Problem description: Whenever a line contains the string "cherche", copy it out of the entries.

Extracted material:

>> Start

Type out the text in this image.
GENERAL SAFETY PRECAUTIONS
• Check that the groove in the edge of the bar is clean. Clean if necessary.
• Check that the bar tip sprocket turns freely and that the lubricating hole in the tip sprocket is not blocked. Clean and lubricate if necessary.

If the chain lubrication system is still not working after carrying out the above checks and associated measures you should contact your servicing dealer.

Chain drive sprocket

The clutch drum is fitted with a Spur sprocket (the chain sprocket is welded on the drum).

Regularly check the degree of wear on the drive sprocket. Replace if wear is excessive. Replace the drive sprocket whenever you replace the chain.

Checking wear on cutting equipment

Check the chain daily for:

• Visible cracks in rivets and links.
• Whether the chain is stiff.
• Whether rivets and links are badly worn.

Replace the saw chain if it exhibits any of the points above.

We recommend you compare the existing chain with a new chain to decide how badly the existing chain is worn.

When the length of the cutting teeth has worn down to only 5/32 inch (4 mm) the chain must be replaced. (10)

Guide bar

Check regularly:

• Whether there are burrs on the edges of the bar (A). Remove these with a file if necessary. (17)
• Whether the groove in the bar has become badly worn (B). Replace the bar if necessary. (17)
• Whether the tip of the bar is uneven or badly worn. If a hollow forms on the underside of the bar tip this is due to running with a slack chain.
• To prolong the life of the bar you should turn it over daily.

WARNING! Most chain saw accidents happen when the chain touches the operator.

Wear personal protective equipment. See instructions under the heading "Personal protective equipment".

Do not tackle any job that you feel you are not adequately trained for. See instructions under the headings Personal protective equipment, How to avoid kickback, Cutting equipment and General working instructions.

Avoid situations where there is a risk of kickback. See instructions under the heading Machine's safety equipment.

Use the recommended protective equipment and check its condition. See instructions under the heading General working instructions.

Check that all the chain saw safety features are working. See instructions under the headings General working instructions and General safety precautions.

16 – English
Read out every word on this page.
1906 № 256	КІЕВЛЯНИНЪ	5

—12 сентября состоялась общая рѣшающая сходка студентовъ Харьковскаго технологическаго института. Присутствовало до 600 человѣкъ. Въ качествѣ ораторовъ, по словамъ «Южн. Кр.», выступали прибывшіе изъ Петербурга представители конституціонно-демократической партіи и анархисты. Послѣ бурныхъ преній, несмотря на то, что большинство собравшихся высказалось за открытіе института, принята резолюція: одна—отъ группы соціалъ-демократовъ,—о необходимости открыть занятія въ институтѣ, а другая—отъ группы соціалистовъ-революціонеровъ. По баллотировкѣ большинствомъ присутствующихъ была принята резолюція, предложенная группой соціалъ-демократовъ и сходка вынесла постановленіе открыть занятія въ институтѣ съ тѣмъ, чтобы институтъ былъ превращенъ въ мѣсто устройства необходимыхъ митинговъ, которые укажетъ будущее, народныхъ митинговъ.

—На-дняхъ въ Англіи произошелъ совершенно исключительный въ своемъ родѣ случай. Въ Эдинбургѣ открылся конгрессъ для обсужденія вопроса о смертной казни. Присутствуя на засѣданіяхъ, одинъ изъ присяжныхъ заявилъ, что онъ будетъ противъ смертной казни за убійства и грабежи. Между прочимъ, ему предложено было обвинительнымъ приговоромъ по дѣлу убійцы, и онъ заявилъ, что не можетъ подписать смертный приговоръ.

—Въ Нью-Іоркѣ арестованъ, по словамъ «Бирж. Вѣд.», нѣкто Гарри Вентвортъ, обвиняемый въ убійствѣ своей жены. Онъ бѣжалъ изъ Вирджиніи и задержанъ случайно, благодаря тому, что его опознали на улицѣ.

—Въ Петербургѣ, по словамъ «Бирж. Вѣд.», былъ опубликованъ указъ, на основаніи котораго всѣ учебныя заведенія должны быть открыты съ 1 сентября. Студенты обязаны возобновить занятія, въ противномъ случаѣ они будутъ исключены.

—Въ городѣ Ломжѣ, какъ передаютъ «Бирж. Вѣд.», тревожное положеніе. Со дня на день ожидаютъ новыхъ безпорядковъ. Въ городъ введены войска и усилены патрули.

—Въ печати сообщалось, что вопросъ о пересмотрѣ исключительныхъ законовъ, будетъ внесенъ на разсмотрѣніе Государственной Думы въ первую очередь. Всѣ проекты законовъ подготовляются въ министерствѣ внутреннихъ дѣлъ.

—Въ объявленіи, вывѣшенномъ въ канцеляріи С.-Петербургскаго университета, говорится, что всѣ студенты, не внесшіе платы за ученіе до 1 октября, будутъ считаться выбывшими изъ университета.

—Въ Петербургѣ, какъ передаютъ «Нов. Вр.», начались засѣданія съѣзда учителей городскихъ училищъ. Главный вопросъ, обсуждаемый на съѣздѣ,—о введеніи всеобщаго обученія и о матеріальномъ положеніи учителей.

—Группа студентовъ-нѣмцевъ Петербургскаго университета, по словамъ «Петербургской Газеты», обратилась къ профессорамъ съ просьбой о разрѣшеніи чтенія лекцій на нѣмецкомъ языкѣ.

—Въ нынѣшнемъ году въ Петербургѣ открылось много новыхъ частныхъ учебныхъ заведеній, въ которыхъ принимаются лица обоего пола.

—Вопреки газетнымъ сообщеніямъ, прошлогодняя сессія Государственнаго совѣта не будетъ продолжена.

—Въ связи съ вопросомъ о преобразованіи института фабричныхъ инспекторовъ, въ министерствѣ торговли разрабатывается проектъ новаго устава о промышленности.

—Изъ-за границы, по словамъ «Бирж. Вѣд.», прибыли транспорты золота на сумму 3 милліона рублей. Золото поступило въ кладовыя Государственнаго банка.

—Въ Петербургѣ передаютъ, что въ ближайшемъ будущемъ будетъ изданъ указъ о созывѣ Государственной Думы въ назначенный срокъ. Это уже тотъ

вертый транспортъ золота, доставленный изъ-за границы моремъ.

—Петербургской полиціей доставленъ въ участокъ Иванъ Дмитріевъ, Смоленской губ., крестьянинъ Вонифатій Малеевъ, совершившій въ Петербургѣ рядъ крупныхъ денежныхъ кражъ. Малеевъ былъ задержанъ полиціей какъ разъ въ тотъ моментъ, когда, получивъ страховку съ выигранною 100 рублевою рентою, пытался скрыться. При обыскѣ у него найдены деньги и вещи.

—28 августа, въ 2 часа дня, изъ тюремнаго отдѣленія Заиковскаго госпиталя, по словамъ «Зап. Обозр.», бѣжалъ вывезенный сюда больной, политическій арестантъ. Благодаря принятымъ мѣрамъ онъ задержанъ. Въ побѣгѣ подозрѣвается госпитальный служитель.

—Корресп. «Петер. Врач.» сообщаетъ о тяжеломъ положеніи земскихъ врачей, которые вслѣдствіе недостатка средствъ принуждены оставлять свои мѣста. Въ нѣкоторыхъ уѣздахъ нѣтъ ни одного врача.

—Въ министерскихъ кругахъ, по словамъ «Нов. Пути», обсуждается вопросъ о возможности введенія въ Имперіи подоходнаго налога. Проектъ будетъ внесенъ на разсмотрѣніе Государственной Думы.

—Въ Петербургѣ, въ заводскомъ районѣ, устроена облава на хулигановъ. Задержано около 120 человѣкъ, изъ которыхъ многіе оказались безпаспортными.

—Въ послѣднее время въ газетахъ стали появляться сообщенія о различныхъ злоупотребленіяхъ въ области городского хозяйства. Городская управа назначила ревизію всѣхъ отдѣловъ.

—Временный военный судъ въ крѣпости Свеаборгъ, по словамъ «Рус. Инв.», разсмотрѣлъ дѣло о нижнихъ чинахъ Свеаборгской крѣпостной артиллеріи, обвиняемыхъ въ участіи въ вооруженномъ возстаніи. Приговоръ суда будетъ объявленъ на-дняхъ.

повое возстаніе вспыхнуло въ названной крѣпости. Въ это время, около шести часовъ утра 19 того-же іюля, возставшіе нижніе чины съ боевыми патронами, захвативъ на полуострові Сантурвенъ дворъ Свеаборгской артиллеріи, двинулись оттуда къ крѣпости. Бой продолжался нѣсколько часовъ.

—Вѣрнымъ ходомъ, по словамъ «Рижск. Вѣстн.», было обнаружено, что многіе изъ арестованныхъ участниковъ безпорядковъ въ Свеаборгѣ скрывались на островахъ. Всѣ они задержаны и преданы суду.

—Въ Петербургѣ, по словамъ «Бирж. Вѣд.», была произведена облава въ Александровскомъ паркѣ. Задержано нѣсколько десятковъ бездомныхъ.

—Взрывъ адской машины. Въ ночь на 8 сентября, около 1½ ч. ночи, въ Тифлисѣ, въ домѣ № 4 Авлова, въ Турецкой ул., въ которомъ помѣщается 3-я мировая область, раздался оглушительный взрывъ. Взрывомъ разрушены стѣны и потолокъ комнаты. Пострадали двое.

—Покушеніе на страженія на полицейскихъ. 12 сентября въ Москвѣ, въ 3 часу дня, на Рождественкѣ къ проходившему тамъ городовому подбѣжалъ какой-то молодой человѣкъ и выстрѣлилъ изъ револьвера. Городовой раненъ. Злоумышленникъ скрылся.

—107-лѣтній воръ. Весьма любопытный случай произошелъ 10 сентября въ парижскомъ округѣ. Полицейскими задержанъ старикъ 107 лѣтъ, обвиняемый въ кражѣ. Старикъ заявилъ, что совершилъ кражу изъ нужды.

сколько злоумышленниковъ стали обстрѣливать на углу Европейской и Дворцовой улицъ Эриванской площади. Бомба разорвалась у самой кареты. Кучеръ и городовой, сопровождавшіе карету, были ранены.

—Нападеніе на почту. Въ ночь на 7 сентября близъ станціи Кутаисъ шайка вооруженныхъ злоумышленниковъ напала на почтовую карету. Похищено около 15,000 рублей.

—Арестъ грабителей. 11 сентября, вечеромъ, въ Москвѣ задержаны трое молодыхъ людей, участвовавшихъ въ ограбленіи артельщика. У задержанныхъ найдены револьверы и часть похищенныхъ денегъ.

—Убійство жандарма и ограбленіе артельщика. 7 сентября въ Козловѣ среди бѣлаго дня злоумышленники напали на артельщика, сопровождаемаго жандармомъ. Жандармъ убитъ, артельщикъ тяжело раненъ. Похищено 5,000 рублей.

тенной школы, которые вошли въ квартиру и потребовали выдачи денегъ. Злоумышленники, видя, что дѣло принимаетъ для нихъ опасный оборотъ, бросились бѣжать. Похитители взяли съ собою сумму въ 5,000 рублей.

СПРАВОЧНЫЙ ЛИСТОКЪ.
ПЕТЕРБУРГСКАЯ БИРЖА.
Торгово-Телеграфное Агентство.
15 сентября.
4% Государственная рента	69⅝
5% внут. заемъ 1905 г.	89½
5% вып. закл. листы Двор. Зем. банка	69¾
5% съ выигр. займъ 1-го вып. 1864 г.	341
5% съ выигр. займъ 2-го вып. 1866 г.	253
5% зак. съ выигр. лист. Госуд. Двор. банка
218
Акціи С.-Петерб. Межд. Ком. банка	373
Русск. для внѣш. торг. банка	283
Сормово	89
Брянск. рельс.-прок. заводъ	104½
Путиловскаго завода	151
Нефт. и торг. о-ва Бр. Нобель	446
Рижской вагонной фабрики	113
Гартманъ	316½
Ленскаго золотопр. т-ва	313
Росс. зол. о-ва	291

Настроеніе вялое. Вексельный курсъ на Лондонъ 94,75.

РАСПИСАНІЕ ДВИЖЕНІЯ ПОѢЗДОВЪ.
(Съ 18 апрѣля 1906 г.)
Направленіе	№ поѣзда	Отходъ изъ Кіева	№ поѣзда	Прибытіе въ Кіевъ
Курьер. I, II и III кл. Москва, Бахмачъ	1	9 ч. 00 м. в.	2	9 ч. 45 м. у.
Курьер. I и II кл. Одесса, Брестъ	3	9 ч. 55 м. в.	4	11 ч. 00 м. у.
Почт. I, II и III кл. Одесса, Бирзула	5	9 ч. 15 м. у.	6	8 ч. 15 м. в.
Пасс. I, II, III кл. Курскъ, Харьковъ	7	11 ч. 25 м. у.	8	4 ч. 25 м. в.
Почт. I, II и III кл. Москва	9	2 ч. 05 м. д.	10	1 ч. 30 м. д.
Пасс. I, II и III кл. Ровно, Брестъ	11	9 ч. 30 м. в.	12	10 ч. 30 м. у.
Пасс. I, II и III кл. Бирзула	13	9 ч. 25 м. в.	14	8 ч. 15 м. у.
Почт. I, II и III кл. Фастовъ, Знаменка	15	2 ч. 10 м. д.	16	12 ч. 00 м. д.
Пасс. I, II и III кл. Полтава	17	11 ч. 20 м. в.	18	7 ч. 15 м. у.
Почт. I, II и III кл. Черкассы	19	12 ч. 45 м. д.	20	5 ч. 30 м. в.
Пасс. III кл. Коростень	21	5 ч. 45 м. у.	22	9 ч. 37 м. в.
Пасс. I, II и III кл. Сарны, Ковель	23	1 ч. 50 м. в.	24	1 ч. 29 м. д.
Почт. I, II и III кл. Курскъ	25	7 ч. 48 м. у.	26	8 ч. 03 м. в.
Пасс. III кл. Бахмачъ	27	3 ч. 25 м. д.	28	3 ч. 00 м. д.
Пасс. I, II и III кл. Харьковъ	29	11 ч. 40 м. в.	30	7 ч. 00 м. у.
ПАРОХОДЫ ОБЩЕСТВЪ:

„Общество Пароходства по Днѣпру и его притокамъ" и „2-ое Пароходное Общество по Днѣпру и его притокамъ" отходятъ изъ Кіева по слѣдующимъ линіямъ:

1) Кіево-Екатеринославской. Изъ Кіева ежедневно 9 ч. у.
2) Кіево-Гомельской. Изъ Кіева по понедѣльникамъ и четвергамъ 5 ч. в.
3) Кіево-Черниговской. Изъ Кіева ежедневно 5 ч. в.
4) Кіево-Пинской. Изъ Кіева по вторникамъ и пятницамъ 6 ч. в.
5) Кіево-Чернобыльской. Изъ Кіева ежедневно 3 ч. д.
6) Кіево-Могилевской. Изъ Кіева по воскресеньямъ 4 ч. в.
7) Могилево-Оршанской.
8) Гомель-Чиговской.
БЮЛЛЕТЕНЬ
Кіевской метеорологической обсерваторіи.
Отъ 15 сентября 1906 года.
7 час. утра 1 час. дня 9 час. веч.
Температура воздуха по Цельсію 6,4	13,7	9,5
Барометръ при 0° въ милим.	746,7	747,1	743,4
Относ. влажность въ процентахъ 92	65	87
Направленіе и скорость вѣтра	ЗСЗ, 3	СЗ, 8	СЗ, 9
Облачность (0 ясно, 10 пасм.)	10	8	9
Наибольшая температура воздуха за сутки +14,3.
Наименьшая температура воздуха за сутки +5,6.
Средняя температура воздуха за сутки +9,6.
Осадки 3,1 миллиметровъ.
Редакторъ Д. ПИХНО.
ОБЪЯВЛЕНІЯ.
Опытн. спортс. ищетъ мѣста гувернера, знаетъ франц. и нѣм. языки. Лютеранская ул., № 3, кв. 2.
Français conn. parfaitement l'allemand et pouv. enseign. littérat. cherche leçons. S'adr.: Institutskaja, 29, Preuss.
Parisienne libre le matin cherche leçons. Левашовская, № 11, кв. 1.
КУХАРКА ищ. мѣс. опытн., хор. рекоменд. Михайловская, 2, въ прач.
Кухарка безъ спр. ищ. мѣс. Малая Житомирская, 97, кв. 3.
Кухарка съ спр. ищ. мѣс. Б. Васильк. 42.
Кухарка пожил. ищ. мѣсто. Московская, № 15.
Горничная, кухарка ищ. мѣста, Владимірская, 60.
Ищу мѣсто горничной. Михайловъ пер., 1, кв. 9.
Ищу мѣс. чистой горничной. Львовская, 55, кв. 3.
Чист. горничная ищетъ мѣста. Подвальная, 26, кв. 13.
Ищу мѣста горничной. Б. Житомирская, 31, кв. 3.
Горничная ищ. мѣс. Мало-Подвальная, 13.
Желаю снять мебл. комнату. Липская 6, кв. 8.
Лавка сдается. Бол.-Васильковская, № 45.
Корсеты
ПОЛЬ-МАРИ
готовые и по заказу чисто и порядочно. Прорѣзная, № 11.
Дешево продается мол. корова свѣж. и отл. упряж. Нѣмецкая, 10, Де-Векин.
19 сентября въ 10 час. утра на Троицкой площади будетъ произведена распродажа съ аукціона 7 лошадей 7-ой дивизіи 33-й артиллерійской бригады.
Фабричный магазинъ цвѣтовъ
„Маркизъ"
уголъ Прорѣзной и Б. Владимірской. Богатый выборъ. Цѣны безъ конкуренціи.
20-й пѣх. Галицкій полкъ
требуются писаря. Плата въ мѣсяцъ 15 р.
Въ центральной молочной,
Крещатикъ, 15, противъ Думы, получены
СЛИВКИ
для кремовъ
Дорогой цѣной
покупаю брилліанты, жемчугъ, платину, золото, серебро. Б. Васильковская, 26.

>> End

The response:
Français conn. parfaitement l'allemand et pouv. enseign. littérat. cherche leçons. S'adr.: Institutskaja, 29, Preuss.
Parisienne libre le matin cherche leçons. Левашовская, № 11, кв. 1.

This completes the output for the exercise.